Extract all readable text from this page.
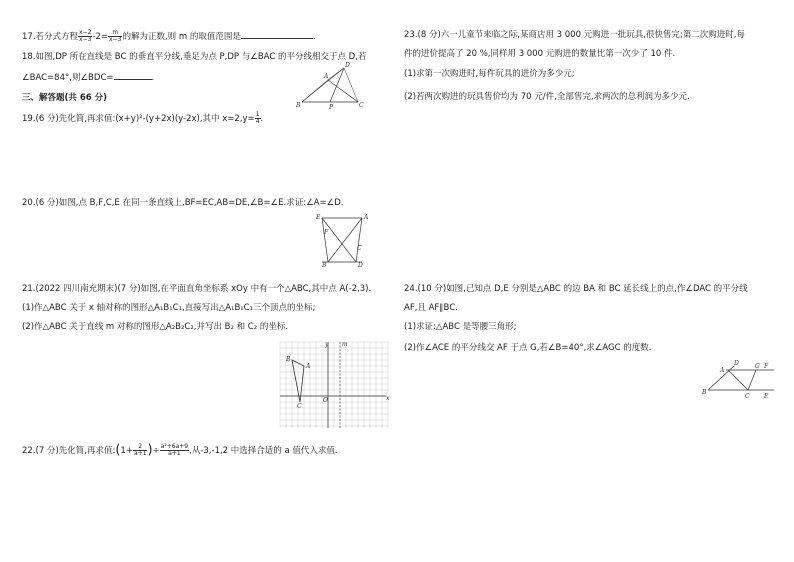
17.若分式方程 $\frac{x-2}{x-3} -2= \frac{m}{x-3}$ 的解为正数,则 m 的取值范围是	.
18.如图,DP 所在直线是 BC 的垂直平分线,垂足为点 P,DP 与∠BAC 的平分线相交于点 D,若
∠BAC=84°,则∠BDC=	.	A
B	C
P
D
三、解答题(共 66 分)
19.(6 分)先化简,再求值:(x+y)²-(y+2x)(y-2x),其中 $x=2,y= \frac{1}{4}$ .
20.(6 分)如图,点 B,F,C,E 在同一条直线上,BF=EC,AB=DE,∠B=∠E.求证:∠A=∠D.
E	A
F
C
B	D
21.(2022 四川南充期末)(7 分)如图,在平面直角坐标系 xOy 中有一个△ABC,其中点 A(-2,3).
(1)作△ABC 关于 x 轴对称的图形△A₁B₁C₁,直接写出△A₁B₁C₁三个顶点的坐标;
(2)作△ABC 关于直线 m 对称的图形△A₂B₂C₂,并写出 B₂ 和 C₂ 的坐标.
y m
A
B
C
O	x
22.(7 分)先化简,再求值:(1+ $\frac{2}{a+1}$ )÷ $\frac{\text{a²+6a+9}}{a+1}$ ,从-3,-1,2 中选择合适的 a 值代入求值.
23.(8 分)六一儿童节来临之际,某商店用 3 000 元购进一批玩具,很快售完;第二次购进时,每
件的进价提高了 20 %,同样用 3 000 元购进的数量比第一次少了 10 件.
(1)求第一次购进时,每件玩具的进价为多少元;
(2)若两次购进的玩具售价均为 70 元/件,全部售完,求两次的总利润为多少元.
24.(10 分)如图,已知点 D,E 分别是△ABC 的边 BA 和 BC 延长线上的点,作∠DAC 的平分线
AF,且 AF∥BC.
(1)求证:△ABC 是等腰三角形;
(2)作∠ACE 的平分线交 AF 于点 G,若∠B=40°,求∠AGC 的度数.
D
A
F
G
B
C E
====================
**Aim of the task:**
Go through the material above and print all of it exactly, except the pictures.

**Task output:**
Extract all readable text from this page.
17.若分式方程 $\frac{x-2}{x-3} -2= \frac{m}{x-3}$ 的解为正数,则 m 的取值范围是	.
18.如图,DP 所在直线是 BC 的垂直平分线,垂足为点 P,DP 与∠BAC 的平分线相交于点 D,若
∠BAC=84°,则∠BDC=	.	A
B	C
P
D
三、解答题(共 66 分)
19.(6 分)先化简,再求值:(x+y)²-(y+2x)(y-2x),其中 $x=2,y= \frac{1}{4}$ .
20.(6 分)如图,点 B,F,C,E 在同一条直线上,BF=EC,AB=DE,∠B=∠E.求证:∠A=∠D.
E	A
F
C
B	D
21.(2022 四川南充期末)(7 分)如图,在平面直角坐标系 xOy 中有一个△ABC,其中点 A(-2,3).
(1)作△ABC 关于 x 轴对称的图形△A₁B₁C₁,直接写出△A₁B₁C₁三个顶点的坐标;
(2)作△ABC 关于直线 m 对称的图形△A₂B₂C₂,并写出 B₂ 和 C₂ 的坐标.
y m
A
B
C
O	x
22.(7 分)先化简,再求值:(1+ $\frac{2}{a+1}$ )÷ $\frac{\text{a²+6a+9}}{a+1}$ ,从-3,-1,2 中选择合适的 a 值代入求值.
23.(8 分)六一儿童节来临之际,某商店用 3 000 元购进一批玩具,很快售完;第二次购进时,每
件的进价提高了 20 %,同样用 3 000 元购进的数量比第一次少了 10 件.
(1)求第一次购进时,每件玩具的进价为多少元;
(2)若两次购进的玩具售价均为 70 元/件,全部售完,求两次的总利润为多少元.
24.(10 分)如图,已知点 D,E 分别是△ABC 的边 BA 和 BC 延长线上的点,作∠DAC 的平分线
AF,且 AF∥BC.
(1)求证:△ABC 是等腰三角形;
(2)作∠ACE 的平分线交 AF 于点 G,若∠B=40°,求∠AGC 的度数.
D
A
F
G
B
C E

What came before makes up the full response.